>> BEGIN Material supplied
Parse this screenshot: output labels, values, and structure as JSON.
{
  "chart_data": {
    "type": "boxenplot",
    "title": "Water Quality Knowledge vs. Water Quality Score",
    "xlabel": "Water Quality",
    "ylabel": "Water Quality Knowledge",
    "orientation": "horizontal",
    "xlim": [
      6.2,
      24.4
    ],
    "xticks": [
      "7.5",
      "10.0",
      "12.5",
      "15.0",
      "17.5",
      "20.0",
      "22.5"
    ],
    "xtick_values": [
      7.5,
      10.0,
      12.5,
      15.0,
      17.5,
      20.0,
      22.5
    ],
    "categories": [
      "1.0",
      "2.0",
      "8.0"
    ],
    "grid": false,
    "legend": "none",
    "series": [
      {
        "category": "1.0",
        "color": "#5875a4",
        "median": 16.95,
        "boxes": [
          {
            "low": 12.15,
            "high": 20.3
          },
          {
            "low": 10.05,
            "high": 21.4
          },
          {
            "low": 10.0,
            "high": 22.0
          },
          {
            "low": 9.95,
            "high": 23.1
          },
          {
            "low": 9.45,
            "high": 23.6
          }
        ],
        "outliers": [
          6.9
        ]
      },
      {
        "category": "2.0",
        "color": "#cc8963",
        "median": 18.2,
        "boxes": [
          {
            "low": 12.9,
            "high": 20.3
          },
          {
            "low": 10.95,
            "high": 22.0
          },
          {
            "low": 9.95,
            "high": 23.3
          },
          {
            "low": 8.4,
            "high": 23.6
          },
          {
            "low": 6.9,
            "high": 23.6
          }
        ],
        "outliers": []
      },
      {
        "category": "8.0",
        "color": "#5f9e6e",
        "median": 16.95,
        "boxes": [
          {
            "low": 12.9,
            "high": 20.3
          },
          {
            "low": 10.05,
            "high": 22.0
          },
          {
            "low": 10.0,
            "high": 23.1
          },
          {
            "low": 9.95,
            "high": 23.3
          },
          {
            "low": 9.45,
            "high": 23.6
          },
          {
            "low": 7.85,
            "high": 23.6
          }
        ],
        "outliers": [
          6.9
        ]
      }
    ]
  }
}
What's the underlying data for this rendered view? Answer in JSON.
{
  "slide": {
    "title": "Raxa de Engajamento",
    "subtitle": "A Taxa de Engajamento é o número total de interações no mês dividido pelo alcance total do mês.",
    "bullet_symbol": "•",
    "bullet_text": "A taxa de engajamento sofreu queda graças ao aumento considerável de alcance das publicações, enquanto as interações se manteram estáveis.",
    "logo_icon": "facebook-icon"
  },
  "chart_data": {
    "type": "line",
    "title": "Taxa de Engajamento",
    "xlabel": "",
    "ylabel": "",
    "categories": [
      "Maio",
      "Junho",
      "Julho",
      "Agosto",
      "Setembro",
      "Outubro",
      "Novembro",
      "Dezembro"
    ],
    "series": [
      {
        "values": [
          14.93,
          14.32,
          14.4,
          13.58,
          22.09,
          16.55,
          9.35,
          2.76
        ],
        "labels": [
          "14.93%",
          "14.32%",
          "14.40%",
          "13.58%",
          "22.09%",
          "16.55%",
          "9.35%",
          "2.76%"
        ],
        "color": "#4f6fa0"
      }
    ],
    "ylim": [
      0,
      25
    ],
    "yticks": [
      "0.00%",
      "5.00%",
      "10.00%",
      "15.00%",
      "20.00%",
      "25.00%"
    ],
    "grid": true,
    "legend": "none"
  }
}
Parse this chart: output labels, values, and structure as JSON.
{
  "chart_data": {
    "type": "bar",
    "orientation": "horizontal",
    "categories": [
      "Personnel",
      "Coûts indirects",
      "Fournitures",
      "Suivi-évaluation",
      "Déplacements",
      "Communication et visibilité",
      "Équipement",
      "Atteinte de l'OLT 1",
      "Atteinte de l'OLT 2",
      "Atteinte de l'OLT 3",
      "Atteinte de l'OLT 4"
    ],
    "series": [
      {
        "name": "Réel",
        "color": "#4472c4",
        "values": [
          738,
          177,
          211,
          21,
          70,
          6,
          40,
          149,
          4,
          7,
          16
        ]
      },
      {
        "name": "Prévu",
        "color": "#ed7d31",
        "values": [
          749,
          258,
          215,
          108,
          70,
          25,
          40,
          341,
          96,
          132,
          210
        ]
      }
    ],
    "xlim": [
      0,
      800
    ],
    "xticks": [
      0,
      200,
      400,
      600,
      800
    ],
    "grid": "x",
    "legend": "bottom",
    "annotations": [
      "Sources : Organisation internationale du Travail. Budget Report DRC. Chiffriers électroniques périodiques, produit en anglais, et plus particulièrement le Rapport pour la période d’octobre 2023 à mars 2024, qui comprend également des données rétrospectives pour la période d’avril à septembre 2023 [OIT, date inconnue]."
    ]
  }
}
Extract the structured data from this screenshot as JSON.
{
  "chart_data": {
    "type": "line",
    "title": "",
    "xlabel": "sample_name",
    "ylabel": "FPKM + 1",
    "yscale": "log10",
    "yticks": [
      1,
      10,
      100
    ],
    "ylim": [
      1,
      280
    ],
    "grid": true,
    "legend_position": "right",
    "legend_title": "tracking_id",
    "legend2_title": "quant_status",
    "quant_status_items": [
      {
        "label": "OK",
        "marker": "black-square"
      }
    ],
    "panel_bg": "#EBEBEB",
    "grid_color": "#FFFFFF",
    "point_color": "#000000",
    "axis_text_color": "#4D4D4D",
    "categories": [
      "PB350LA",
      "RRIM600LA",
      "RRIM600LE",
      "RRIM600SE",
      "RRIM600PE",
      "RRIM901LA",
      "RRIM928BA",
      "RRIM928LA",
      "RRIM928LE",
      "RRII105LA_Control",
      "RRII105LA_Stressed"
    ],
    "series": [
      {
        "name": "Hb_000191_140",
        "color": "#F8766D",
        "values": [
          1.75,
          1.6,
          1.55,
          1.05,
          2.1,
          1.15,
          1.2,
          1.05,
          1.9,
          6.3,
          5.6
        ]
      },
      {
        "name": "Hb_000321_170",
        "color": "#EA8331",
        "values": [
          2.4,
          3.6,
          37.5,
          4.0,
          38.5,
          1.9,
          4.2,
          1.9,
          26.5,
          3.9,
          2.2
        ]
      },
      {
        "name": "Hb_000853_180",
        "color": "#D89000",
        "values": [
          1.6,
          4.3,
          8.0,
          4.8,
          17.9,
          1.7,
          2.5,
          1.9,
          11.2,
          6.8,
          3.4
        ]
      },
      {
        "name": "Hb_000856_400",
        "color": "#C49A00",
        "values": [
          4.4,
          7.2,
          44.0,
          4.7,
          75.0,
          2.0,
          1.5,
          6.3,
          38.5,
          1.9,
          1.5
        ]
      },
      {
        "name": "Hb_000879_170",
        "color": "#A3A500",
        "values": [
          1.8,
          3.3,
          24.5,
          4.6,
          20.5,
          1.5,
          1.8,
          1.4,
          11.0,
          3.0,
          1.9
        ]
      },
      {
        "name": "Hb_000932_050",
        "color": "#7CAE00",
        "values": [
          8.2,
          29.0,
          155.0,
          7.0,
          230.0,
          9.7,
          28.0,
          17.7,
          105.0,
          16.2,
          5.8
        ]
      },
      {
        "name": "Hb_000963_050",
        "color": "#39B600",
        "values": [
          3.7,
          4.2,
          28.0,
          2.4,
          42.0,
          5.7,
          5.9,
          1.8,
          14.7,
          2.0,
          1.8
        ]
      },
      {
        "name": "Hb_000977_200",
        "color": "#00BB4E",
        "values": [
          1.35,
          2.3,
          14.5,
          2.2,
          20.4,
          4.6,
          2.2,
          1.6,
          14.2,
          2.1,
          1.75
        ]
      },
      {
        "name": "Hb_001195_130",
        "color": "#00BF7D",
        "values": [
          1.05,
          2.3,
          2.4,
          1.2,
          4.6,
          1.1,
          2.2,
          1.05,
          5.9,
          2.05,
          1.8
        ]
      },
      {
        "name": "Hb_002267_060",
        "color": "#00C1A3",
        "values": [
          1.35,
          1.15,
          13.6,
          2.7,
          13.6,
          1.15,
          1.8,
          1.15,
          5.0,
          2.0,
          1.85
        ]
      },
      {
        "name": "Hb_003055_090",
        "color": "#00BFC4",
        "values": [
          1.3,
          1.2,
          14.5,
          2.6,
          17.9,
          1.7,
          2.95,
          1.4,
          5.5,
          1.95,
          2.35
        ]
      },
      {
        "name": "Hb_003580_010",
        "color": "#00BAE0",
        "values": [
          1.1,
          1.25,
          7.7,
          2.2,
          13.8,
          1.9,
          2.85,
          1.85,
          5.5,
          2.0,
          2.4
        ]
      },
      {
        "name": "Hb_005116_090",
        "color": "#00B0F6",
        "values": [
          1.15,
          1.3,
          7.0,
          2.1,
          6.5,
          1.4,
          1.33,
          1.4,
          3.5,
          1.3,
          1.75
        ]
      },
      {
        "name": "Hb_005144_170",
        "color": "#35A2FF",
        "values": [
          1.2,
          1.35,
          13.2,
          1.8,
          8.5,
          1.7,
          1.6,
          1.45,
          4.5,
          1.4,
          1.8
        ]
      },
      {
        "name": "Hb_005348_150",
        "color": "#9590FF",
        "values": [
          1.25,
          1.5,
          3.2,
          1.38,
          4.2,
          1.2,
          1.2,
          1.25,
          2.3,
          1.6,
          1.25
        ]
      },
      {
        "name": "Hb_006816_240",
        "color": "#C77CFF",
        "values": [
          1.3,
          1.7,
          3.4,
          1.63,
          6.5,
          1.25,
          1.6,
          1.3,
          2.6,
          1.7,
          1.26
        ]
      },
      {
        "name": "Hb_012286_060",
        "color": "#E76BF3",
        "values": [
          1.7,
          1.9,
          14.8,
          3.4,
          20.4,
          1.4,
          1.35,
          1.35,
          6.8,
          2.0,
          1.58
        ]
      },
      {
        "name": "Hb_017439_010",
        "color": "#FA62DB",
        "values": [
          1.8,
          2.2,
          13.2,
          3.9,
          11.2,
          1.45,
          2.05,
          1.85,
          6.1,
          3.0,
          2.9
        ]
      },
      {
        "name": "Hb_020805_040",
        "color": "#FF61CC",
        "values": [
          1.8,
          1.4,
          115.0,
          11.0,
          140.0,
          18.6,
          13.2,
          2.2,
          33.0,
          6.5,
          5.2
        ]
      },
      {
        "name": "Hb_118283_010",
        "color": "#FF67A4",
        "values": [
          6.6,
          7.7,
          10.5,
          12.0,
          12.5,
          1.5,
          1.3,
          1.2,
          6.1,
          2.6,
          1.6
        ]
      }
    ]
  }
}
>> END Material supplied
- **Problem details**
Out of the material above, select every line that holds the string "category".

- **Expected answer**
        "category": "1.0",
        "category": "2.0",
        "category": "8.0",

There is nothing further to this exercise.